## Exercise prompt
Copy out all of the data below with no alterations.

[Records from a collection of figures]
***

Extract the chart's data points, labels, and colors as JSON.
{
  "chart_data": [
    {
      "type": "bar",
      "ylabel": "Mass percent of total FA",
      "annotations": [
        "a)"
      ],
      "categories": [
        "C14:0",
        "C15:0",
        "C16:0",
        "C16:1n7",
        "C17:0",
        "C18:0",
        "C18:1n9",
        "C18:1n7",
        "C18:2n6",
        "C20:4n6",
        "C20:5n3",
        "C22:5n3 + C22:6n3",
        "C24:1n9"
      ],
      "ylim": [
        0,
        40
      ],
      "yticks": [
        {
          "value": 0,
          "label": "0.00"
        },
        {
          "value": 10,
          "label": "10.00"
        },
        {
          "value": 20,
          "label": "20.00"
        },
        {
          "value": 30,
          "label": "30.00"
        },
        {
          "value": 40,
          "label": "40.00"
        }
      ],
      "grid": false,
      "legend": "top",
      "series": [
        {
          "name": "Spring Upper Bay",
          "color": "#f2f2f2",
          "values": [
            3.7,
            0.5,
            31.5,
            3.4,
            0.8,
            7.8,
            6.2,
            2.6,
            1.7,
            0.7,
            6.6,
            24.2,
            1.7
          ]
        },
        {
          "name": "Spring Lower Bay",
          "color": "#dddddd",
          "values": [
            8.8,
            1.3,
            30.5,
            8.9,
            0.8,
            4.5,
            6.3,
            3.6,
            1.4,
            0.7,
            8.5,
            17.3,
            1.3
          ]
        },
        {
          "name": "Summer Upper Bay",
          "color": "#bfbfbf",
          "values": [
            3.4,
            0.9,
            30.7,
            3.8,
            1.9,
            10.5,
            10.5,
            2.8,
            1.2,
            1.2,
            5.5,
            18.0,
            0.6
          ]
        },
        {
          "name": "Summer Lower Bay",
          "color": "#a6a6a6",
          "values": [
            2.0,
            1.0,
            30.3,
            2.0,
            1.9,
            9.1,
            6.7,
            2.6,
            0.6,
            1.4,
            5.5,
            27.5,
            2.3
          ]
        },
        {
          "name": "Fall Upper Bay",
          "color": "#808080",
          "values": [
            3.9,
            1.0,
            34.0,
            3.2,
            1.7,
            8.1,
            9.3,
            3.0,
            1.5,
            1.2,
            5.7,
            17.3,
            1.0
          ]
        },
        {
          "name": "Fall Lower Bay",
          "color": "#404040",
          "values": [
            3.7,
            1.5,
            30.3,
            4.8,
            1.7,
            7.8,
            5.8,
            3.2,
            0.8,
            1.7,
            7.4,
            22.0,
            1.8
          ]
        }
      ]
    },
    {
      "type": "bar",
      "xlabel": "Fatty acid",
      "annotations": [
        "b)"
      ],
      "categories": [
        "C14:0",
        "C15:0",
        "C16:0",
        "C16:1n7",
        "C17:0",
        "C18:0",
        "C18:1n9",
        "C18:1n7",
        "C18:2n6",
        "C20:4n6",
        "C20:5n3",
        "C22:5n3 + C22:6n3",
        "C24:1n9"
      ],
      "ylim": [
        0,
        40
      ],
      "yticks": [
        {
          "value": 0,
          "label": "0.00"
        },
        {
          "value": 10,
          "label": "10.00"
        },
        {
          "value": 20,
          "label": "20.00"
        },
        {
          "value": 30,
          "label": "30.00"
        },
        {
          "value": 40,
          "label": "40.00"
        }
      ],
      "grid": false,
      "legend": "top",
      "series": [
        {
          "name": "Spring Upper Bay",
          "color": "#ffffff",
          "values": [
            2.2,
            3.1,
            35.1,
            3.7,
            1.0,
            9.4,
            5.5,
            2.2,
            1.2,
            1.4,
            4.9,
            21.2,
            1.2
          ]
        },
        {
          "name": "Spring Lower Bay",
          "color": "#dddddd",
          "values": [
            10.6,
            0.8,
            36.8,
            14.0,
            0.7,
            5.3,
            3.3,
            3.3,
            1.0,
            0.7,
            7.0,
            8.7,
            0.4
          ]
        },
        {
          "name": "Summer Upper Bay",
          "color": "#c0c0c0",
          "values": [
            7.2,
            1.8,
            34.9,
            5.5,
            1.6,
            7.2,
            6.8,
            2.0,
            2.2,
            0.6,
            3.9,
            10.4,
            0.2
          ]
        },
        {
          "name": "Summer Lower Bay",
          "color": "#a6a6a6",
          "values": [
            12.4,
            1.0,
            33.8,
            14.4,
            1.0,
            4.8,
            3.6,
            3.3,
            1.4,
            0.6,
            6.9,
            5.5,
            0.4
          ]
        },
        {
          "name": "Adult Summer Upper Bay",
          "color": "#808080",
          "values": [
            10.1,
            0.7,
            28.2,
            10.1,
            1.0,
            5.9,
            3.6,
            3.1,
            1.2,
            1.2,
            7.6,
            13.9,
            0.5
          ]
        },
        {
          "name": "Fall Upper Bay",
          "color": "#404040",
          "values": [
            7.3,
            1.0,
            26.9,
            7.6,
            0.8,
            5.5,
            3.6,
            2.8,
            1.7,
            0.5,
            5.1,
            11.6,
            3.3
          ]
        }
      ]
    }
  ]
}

***

## Output for this exercise
Extract the chart's data points, labels, and colors as JSON.
{
  "chart_data": [
    {
      "type": "bar",
      "ylabel": "Mass percent of total FA",
      "annotations": [
        "a)"
      ],
      "categories": [
        "C14:0",
        "C15:0",
        "C16:0",
        "C16:1n7",
        "C17:0",
        "C18:0",
        "C18:1n9",
        "C18:1n7",
        "C18:2n6",
        "C20:4n6",
        "C20:5n3",
        "C22:5n3 + C22:6n3",
        "C24:1n9"
      ],
      "ylim": [
        0,
        40
      ],
      "yticks": [
        {
          "value": 0,
          "label": "0.00"
        },
        {
          "value": 10,
          "label": "10.00"
        },
        {
          "value": 20,
          "label": "20.00"
        },
        {
          "value": 30,
          "label": "30.00"
        },
        {
          "value": 40,
          "label": "40.00"
        }
      ],
      "grid": false,
      "legend": "top",
      "series": [
        {
          "name": "Spring Upper Bay",
          "color": "#f2f2f2",
          "values": [
            3.7,
            0.5,
            31.5,
            3.4,
            0.8,
            7.8,
            6.2,
            2.6,
            1.7,
            0.7,
            6.6,
            24.2,
            1.7
          ]
        },
        {
          "name": "Spring Lower Bay",
          "color": "#dddddd",
          "values": [
            8.8,
            1.3,
            30.5,
            8.9,
            0.8,
            4.5,
            6.3,
            3.6,
            1.4,
            0.7,
            8.5,
            17.3,
            1.3
          ]
        },
        {
          "name": "Summer Upper Bay",
          "color": "#bfbfbf",
          "values": [
            3.4,
            0.9,
            30.7,
            3.8,
            1.9,
            10.5,
            10.5,
            2.8,
            1.2,
            1.2,
            5.5,
            18.0,
            0.6
          ]
        },
        {
          "name": "Summer Lower Bay",
          "color": "#a6a6a6",
          "values": [
            2.0,
            1.0,
            30.3,
            2.0,
            1.9,
            9.1,
            6.7,
            2.6,
            0.6,
            1.4,
            5.5,
            27.5,
            2.3
          ]
        },
        {
          "name": "Fall Upper Bay",
          "color": "#808080",
          "values": [
            3.9,
            1.0,
            34.0,
            3.2,
            1.7,
            8.1,
            9.3,
            3.0,
            1.5,
            1.2,
            5.7,
            17.3,
            1.0
          ]
        },
        {
          "name": "Fall Lower Bay",
          "color": "#404040",
          "values": [
            3.7,
            1.5,
            30.3,
            4.8,
            1.7,
            7.8,
            5.8,
            3.2,
            0.8,
            1.7,
            7.4,
            22.0,
            1.8
          ]
        }
      ]
    },
    {
      "type": "bar",
      "xlabel": "Fatty acid",
      "annotations": [
        "b)"
      ],
      "categories": [
        "C14:0",
        "C15:0",
        "C16:0",
        "C16:1n7",
        "C17:0",
        "C18:0",
        "C18:1n9",
        "C18:1n7",
        "C18:2n6",
        "C20:4n6",
        "C20:5n3",
        "C22:5n3 + C22:6n3",
        "C24:1n9"
      ],
      "ylim": [
        0,
        40
      ],
      "yticks": [
        {
          "value": 0,
          "label": "0.00"
        },
        {
          "value": 10,
          "label": "10.00"
        },
        {
          "value": 20,
          "label": "20.00"
        },
        {
          "value": 30,
          "label": "30.00"
        },
        {
          "value": 40,
          "label": "40.00"
        }
      ],
      "grid": false,
      "legend": "top",
      "series": [
        {
          "name": "Spring Upper Bay",
          "color": "#ffffff",
          "values": [
            2.2,
            3.1,
            35.1,
            3.7,
            1.0,
            9.4,
            5.5,
            2.2,
            1.2,
            1.4,
            4.9,
            21.2,
            1.2
          ]
        },
        {
          "name": "Spring Lower Bay",
          "color": "#dddddd",
          "values": [
            10.6,
            0.8,
            36.8,
            14.0,
            0.7,
            5.3,
            3.3,
            3.3,
            1.0,
            0.7,
            7.0,
            8.7,
            0.4
          ]
        },
        {
          "name": "Summer Upper Bay",
          "color": "#c0c0c0",
          "values": [
            7.2,
            1.8,
            34.9,
            5.5,
            1.6,
            7.2,
            6.8,
            2.0,
            2.2,
            0.6,
            3.9,
            10.4,
            0.2
          ]
        },
        {
          "name": "Summer Lower Bay",
          "color": "#a6a6a6",
          "values": [
            12.4,
            1.0,
            33.8,
            14.4,
            1.0,
            4.8,
            3.6,
            3.3,
            1.4,
            0.6,
            6.9,
            5.5,
            0.4
          ]
        },
        {
          "name": "Adult Summer Upper Bay",
          "color": "#808080",
          "values": [
            10.1,
            0.7,
            28.2,
            10.1,
            1.0,
            5.9,
            3.6,
            3.1,
            1.2,
            1.2,
            7.6,
            13.9,
            0.5
          ]
        },
        {
          "name": "Fall Upper Bay",
          "color": "#404040",
          "values": [
            7.3,
            1.0,
            26.9,
            7.6,
            0.8,
            5.5,
            3.6,
            2.8,
            1.7,
            0.5,
            5.1,
            11.6,
            3.3
          ]
        }
      ]
    }
  ]
}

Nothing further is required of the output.